- Goal of the exercise
Repeat the records below exactly as they appear.

- Entries shown
————

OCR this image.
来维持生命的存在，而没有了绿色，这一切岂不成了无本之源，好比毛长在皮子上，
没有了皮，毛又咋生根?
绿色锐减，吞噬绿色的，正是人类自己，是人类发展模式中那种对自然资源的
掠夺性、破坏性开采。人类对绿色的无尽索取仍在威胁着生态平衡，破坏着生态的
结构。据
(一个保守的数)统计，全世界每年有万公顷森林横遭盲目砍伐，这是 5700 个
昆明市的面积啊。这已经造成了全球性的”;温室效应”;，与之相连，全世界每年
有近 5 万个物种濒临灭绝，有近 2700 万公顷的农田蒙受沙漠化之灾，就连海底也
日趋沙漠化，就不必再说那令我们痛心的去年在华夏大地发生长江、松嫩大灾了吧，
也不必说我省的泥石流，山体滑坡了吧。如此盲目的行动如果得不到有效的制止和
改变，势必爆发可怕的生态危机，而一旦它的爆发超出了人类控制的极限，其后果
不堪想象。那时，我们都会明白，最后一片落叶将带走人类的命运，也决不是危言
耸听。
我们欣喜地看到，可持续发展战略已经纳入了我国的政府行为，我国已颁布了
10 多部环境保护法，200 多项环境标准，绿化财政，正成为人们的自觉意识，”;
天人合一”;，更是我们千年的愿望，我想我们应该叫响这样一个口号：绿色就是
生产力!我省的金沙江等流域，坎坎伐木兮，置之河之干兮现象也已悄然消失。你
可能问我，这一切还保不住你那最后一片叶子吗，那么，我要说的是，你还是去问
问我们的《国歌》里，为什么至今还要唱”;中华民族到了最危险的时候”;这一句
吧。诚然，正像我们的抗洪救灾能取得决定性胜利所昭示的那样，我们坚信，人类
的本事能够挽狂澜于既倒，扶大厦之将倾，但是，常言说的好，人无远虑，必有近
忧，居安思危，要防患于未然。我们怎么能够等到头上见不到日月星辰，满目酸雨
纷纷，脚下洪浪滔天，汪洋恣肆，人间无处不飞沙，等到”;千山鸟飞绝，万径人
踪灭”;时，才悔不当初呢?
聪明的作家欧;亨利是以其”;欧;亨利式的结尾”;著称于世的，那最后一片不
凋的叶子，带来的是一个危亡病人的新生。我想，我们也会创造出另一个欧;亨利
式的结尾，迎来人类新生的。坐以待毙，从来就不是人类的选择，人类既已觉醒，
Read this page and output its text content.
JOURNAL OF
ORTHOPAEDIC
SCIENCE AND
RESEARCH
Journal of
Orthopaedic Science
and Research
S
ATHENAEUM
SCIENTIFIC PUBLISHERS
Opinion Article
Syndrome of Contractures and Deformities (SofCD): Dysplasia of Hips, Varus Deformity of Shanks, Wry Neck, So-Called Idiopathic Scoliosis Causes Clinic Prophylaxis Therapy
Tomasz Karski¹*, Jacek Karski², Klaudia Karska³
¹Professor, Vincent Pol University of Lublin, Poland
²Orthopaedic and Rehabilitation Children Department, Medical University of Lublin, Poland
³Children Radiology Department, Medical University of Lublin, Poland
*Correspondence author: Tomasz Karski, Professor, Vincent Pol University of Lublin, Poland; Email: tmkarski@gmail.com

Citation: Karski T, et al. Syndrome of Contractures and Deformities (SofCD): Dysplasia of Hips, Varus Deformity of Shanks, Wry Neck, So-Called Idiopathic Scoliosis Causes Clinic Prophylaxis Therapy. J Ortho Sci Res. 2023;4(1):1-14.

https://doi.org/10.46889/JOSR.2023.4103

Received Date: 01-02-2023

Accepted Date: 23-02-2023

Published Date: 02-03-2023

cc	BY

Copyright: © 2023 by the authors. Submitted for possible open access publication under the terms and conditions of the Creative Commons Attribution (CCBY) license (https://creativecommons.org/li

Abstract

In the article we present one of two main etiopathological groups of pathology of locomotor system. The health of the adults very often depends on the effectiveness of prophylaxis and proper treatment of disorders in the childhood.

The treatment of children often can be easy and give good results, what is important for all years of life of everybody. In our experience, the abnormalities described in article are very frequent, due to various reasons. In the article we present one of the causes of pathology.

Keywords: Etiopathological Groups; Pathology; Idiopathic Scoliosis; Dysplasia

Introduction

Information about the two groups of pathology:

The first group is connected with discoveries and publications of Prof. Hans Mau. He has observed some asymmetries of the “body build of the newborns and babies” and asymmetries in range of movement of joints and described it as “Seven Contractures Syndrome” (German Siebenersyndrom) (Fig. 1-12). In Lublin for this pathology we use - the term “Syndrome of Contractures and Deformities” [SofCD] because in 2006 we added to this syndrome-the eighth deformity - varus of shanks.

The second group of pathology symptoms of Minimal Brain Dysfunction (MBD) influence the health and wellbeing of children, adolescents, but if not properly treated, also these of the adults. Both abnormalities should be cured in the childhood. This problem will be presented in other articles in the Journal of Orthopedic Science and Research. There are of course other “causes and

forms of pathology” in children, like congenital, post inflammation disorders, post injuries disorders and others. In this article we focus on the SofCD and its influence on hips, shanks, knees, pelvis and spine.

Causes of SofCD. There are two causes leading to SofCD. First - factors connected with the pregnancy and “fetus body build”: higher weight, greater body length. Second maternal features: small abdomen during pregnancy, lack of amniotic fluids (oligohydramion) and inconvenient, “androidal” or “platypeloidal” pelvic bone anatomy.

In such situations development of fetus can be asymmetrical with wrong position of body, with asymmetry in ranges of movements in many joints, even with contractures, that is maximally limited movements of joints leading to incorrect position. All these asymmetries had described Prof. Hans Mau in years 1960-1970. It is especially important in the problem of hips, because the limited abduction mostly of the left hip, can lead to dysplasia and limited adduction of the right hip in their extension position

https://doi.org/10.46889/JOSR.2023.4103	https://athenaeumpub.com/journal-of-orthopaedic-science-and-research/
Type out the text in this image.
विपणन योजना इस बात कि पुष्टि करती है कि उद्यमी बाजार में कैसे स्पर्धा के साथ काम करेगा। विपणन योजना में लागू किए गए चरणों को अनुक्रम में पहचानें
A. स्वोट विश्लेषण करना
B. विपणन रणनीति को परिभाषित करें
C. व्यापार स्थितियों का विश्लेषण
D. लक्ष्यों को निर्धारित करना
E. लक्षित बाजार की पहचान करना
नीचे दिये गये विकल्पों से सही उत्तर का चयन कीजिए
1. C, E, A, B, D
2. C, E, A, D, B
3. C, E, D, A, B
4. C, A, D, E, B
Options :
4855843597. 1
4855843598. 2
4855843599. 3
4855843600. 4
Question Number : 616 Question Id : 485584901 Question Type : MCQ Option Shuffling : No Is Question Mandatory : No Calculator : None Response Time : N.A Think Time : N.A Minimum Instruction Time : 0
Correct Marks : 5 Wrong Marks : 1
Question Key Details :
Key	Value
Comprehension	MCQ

————

- Complete output
OCR this image.
来维持生命的存在，而没有了绿色，这一切岂不成了无本之源，好比毛长在皮子上，
没有了皮，毛又咋生根?
绿色锐减，吞噬绿色的，正是人类自己，是人类发展模式中那种对自然资源的
掠夺性、破坏性开采。人类对绿色的无尽索取仍在威胁着生态平衡，破坏着生态的
结构。据
(一个保守的数)统计，全世界每年有万公顷森林横遭盲目砍伐，这是 5700 个
昆明市的面积啊。这已经造成了全球性的”;温室效应”;，与之相连，全世界每年
有近 5 万个物种濒临灭绝，有近 2700 万公顷的农田蒙受沙漠化之灾，就连海底也
日趋沙漠化，就不必再说那令我们痛心的去年在华夏大地发生长江、松嫩大灾了吧，
也不必说我省的泥石流，山体滑坡了吧。如此盲目的行动如果得不到有效的制止和
改变，势必爆发可怕的生态危机，而一旦它的爆发超出了人类控制的极限，其后果
不堪想象。那时，我们都会明白，最后一片落叶将带走人类的命运，也决不是危言
耸听。
我们欣喜地看到，可持续发展战略已经纳入了我国的政府行为，我国已颁布了
10 多部环境保护法，200 多项环境标准，绿化财政，正成为人们的自觉意识，”;
天人合一”;，更是我们千年的愿望，我想我们应该叫响这样一个口号：绿色就是
生产力!我省的金沙江等流域，坎坎伐木兮，置之河之干兮现象也已悄然消失。你
可能问我，这一切还保不住你那最后一片叶子吗，那么，我要说的是，你还是去问
问我们的《国歌》里，为什么至今还要唱”;中华民族到了最危险的时候”;这一句
吧。诚然，正像我们的抗洪救灾能取得决定性胜利所昭示的那样，我们坚信，人类
的本事能够挽狂澜于既倒，扶大厦之将倾，但是，常言说的好，人无远虑，必有近
忧，居安思危，要防患于未然。我们怎么能够等到头上见不到日月星辰，满目酸雨
纷纷，脚下洪浪滔天，汪洋恣肆，人间无处不飞沙，等到”;千山鸟飞绝，万径人
踪灭”;时，才悔不当初呢?
聪明的作家欧;亨利是以其”;欧;亨利式的结尾”;著称于世的，那最后一片不
凋的叶子，带来的是一个危亡病人的新生。我想，我们也会创造出另一个欧;亨利
式的结尾，迎来人类新生的。坐以待毙，从来就不是人类的选择，人类既已觉醒，
Read this page and output its text content.
JOURNAL OF
ORTHOPAEDIC
SCIENCE AND
RESEARCH
Journal of
Orthopaedic Science
and Research
S
ATHENAEUM
SCIENTIFIC PUBLISHERS
Opinion Article
Syndrome of Contractures and Deformities (SofCD): Dysplasia of Hips, Varus Deformity of Shanks, Wry Neck, So-Called Idiopathic Scoliosis Causes Clinic Prophylaxis Therapy
Tomasz Karski¹*, Jacek Karski², Klaudia Karska³
¹Professor, Vincent Pol University of Lublin, Poland
²Orthopaedic and Rehabilitation Children Department, Medical University of Lublin, Poland
³Children Radiology Department, Medical University of Lublin, Poland
*Correspondence author: Tomasz Karski, Professor, Vincent Pol University of Lublin, Poland; Email: tmkarski@gmail.com

Citation: Karski T, et al. Syndrome of Contractures and Deformities (SofCD): Dysplasia of Hips, Varus Deformity of Shanks, Wry Neck, So-Called Idiopathic Scoliosis Causes Clinic Prophylaxis Therapy. J Ortho Sci Res. 2023;4(1):1-14.

https://doi.org/10.46889/JOSR.2023.4103

Received Date: 01-02-2023

Accepted Date: 23-02-2023

Published Date: 02-03-2023

cc	BY

Copyright: © 2023 by the authors. Submitted for possible open access publication under the terms and conditions of the Creative Commons Attribution (CCBY) license (https://creativecommons.org/li

Abstract

In the article we present one of two main etiopathological groups of pathology of locomotor system. The health of the adults very often depends on the effectiveness of prophylaxis and proper treatment of disorders in the childhood.

The treatment of children often can be easy and give good results, what is important for all years of life of everybody. In our experience, the abnormalities described in article are very frequent, due to various reasons. In the article we present one of the causes of pathology.

Keywords: Etiopathological Groups; Pathology; Idiopathic Scoliosis; Dysplasia

Introduction

Information about the two groups of pathology:

The first group is connected with discoveries and publications of Prof. Hans Mau. He has observed some asymmetries of the “body build of the newborns and babies” and asymmetries in range of movement of joints and described it as “Seven Contractures Syndrome” (German Siebenersyndrom) (Fig. 1-12). In Lublin for this pathology we use - the term “Syndrome of Contractures and Deformities” [SofCD] because in 2006 we added to this syndrome-the eighth deformity - varus of shanks.

The second group of pathology symptoms of Minimal Brain Dysfunction (MBD) influence the health and wellbeing of children, adolescents, but if not properly treated, also these of the adults. Both abnormalities should be cured in the childhood. This problem will be presented in other articles in the Journal of Orthopedic Science and Research. There are of course other “causes and

forms of pathology” in children, like congenital, post inflammation disorders, post injuries disorders and others. In this article we focus on the SofCD and its influence on hips, shanks, knees, pelvis and spine.

Causes of SofCD. There are two causes leading to SofCD. First - factors connected with the pregnancy and “fetus body build”: higher weight, greater body length. Second maternal features: small abdomen during pregnancy, lack of amniotic fluids (oligohydramion) and inconvenient, “androidal” or “platypeloidal” pelvic bone anatomy.

In such situations development of fetus can be asymmetrical with wrong position of body, with asymmetry in ranges of movements in many joints, even with contractures, that is maximally limited movements of joints leading to incorrect position. All these asymmetries had described Prof. Hans Mau in years 1960-1970. It is especially important in the problem of hips, because the limited abduction mostly of the left hip, can lead to dysplasia and limited adduction of the right hip in their extension position

https://doi.org/10.46889/JOSR.2023.4103	https://athenaeumpub.com/journal-of-orthopaedic-science-and-research/
Type out the text in this image.
विपणन योजना इस बात कि पुष्टि करती है कि उद्यमी बाजार में कैसे स्पर्धा के साथ काम करेगा। विपणन योजना में लागू किए गए चरणों को अनुक्रम में पहचानें
A. स्वोट विश्लेषण करना
B. विपणन रणनीति को परिभाषित करें
C. व्यापार स्थितियों का विश्लेषण
D. लक्ष्यों को निर्धारित करना
E. लक्षित बाजार की पहचान करना
नीचे दिये गये विकल्पों से सही उत्तर का चयन कीजिए
1. C, E, A, B, D
2. C, E, A, D, B
3. C, E, D, A, B
4. C, A, D, E, B
Options :
4855843597. 1
4855843598. 2
4855843599. 3
4855843600. 4
Question Number : 616 Question Id : 485584901 Question Type : MCQ Option Shuffling : No Is Question Mandatory : No Calculator : None Response Time : N.A Think Time : N.A Minimum Instruction Time : 0
Correct Marks : 5 Wrong Marks : 1
Question Key Details :
Key	Value
Comprehension	MCQ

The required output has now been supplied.